__WRITTEN EXERCISE__
In the material below, find every line with "проведение" and pull it out.

Lines of data
* START *

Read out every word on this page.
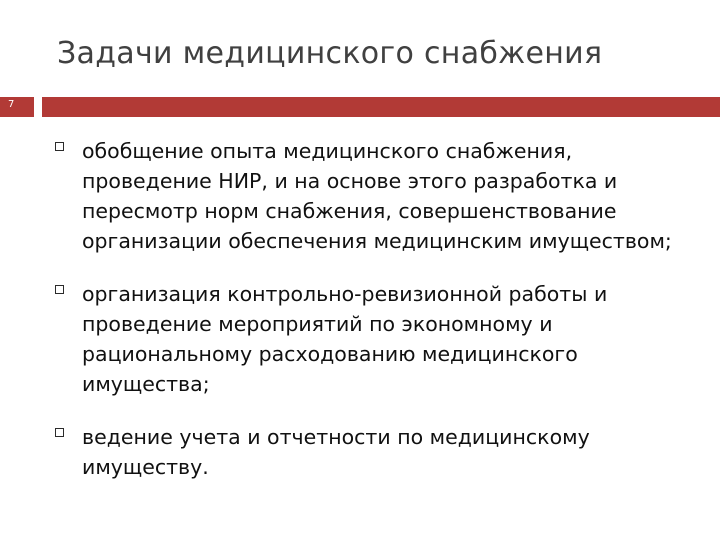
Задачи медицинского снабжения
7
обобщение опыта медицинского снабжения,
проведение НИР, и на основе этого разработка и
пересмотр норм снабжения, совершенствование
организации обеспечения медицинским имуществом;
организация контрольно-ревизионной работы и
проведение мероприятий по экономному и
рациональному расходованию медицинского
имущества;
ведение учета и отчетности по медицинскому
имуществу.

* END *
* START *

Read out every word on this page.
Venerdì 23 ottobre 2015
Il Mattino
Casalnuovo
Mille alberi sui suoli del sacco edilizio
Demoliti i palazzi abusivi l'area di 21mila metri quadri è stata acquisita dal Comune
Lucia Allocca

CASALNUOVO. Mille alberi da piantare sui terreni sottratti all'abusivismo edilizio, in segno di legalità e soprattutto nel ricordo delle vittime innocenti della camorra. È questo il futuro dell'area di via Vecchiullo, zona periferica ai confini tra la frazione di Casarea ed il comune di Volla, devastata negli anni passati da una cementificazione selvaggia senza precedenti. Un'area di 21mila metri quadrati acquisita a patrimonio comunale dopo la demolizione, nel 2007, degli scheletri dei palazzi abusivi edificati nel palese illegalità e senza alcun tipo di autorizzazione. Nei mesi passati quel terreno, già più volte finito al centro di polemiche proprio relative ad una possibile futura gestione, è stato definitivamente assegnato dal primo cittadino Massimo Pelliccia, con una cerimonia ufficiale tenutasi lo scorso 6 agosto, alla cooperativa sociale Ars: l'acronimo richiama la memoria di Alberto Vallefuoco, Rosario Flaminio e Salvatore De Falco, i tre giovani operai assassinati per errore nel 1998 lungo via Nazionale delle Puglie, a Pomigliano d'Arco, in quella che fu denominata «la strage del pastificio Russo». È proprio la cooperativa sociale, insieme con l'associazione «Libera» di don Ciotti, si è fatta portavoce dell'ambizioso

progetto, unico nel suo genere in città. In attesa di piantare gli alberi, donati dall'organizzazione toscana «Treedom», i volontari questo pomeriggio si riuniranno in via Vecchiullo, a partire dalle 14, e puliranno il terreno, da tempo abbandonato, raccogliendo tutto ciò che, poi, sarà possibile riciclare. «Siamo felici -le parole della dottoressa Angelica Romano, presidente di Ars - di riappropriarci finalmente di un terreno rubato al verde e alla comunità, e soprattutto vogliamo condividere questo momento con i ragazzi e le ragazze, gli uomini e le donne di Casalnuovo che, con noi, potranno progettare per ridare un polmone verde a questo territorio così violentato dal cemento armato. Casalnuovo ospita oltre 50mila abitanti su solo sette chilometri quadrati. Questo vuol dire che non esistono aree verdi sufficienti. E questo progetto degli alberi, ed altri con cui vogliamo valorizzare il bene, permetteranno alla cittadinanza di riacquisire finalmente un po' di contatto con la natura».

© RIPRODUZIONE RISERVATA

* END *
* START *

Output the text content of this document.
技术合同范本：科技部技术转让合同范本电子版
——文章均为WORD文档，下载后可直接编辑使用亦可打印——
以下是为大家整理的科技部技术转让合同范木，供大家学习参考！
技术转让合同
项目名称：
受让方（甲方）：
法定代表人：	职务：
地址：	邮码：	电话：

* END *

__WRITTEN RESPONSE__
проведение НИР, и на основе этого разработка и
проведение мероприятий по экономному и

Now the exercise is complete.